(Direction): Search the material below for the string "Extract" and list each line that holds it.

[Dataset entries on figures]
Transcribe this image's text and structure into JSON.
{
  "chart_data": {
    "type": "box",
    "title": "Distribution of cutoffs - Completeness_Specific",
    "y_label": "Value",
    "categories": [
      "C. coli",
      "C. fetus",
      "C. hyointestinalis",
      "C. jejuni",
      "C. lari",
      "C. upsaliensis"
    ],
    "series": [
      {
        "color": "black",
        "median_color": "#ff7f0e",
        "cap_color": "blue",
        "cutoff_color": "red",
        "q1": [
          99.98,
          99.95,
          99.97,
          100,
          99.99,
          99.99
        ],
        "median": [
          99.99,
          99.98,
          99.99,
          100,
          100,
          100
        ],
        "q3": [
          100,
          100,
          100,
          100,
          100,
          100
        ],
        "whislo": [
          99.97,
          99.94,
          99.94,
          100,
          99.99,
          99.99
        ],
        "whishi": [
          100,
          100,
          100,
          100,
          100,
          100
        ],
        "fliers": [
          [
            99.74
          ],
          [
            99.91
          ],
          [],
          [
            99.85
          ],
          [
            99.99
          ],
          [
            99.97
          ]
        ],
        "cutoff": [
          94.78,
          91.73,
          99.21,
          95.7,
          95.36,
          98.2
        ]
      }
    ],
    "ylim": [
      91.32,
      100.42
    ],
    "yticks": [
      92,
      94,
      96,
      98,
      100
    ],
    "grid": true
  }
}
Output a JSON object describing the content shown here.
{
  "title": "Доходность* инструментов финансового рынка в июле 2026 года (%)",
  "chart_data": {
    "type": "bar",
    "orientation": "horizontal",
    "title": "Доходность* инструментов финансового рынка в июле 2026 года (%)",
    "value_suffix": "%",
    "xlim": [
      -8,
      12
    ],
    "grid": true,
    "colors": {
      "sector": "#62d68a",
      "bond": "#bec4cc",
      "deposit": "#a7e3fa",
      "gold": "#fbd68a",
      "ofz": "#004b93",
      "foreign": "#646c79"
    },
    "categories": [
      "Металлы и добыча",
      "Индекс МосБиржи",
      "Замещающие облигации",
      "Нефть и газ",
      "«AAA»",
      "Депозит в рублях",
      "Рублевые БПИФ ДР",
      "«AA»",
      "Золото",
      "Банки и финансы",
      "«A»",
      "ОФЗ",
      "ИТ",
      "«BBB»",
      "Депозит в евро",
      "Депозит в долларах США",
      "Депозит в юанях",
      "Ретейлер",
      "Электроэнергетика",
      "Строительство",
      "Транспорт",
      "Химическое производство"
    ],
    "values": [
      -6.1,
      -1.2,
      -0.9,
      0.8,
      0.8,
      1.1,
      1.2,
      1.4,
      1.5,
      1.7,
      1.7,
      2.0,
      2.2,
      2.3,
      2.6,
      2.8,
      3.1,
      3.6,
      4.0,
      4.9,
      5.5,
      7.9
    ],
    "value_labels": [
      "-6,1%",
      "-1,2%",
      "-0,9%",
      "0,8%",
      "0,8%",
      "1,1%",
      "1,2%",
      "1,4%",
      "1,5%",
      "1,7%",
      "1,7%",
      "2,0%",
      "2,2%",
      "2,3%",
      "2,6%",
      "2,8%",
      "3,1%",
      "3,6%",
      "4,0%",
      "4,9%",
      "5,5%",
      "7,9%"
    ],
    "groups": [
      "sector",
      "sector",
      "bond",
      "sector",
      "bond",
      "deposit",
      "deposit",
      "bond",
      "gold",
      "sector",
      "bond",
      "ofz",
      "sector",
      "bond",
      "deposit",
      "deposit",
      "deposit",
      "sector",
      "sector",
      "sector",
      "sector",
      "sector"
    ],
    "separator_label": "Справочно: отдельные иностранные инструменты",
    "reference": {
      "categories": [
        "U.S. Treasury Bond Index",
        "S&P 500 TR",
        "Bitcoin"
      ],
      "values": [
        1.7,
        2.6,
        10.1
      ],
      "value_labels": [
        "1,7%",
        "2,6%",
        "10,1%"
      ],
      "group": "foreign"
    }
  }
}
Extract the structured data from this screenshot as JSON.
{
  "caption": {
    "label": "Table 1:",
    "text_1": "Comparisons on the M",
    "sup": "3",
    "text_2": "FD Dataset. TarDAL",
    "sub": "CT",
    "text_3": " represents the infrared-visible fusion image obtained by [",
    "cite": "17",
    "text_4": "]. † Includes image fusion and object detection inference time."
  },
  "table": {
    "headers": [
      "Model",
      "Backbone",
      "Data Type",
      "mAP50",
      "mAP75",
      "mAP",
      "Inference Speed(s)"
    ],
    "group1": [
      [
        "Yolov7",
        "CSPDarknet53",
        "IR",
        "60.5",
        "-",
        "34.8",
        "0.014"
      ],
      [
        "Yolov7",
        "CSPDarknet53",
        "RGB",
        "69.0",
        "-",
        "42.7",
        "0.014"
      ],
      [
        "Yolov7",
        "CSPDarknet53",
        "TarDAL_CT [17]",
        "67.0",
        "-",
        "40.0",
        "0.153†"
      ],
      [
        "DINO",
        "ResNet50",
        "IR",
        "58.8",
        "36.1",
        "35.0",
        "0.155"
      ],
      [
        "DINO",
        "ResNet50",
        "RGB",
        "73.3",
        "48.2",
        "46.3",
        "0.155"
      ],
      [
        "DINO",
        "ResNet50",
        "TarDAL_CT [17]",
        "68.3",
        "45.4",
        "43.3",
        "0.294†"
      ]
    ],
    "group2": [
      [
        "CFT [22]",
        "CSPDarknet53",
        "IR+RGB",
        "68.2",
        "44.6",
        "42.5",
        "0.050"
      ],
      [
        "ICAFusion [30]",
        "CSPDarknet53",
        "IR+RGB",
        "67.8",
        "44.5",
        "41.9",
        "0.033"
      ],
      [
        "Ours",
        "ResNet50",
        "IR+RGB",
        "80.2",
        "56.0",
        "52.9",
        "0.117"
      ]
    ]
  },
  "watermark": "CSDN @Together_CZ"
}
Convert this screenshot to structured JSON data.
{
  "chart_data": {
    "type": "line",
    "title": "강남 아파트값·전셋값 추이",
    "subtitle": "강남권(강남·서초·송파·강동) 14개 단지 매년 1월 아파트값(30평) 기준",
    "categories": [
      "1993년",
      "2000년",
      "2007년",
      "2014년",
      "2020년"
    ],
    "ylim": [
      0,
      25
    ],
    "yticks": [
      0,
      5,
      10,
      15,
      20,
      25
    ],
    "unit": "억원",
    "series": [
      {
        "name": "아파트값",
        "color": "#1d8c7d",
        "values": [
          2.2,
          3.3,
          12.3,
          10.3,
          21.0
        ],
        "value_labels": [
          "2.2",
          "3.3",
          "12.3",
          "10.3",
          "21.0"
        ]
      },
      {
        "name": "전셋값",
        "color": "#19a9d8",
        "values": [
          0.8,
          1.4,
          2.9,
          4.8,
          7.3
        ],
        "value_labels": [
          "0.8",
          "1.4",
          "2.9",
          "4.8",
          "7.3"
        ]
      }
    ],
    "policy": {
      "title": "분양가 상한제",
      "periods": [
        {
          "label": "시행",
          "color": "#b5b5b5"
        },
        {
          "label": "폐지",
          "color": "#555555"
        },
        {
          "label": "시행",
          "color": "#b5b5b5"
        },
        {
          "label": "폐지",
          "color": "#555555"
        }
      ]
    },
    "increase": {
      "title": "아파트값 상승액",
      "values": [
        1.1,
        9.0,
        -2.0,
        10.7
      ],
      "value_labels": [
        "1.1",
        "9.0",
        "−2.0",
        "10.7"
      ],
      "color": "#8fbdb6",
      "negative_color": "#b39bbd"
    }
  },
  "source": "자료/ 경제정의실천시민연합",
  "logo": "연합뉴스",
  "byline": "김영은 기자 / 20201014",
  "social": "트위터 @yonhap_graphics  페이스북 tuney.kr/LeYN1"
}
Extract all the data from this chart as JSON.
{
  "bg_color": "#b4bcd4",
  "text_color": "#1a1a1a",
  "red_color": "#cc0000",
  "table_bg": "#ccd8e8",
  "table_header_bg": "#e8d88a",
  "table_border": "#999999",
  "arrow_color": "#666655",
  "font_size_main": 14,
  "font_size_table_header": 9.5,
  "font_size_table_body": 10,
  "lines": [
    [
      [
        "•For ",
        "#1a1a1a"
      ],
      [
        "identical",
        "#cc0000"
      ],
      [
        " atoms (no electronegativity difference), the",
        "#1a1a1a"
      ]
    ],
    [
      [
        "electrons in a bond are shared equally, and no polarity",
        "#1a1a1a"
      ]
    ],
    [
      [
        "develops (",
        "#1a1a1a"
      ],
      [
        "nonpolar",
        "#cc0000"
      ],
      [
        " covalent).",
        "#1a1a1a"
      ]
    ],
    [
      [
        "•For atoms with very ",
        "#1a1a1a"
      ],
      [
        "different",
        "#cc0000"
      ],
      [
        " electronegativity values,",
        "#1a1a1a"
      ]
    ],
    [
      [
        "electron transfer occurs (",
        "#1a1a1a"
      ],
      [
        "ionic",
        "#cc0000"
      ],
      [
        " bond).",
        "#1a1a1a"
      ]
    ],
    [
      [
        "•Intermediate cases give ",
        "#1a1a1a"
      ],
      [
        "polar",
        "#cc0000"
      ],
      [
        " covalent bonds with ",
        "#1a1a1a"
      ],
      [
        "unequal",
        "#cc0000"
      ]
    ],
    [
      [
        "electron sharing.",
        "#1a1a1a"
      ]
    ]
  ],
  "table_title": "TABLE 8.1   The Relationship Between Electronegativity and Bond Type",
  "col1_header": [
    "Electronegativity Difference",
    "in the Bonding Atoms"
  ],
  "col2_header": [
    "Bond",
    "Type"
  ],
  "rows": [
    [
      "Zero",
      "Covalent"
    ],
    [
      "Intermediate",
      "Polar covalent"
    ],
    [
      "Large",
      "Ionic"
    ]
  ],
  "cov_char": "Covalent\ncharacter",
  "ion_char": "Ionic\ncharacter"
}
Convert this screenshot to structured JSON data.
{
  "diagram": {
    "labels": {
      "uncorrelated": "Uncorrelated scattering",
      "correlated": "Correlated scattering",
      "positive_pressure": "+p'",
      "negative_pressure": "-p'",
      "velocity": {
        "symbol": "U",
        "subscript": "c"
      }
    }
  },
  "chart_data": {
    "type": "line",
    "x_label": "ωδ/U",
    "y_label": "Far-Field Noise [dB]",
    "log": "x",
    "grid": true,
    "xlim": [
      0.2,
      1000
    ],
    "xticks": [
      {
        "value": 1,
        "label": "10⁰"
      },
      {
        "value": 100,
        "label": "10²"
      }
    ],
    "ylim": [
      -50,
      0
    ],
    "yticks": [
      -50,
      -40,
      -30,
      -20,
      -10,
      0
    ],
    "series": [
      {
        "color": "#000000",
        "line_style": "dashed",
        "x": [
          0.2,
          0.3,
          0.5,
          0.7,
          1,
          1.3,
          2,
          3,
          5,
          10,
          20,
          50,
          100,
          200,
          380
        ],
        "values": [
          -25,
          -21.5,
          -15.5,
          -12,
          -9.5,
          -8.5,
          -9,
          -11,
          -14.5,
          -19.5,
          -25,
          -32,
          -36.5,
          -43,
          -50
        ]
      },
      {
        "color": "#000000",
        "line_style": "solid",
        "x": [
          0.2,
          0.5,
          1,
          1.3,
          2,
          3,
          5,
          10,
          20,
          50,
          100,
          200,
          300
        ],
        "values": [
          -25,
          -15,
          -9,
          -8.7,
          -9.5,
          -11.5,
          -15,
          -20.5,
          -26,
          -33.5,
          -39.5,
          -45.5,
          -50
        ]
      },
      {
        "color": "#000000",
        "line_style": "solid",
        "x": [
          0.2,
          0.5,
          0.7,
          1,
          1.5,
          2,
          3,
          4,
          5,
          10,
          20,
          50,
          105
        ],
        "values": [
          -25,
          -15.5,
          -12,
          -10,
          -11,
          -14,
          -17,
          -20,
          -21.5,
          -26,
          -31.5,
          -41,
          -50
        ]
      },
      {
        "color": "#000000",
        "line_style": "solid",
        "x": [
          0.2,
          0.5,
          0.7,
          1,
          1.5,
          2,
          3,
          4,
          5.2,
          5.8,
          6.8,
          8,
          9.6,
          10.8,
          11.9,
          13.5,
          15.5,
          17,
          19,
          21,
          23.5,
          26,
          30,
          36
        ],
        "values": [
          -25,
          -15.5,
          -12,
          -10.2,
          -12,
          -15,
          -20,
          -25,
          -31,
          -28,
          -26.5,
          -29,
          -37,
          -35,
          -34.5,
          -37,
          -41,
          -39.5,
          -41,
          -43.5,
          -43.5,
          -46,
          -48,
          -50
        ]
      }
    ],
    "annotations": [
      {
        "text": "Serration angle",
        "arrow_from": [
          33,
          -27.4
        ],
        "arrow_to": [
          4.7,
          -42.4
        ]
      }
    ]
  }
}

(Final result):
Extract the structured data from this screenshot as JSON.
Extract all the data from this chart as JSON.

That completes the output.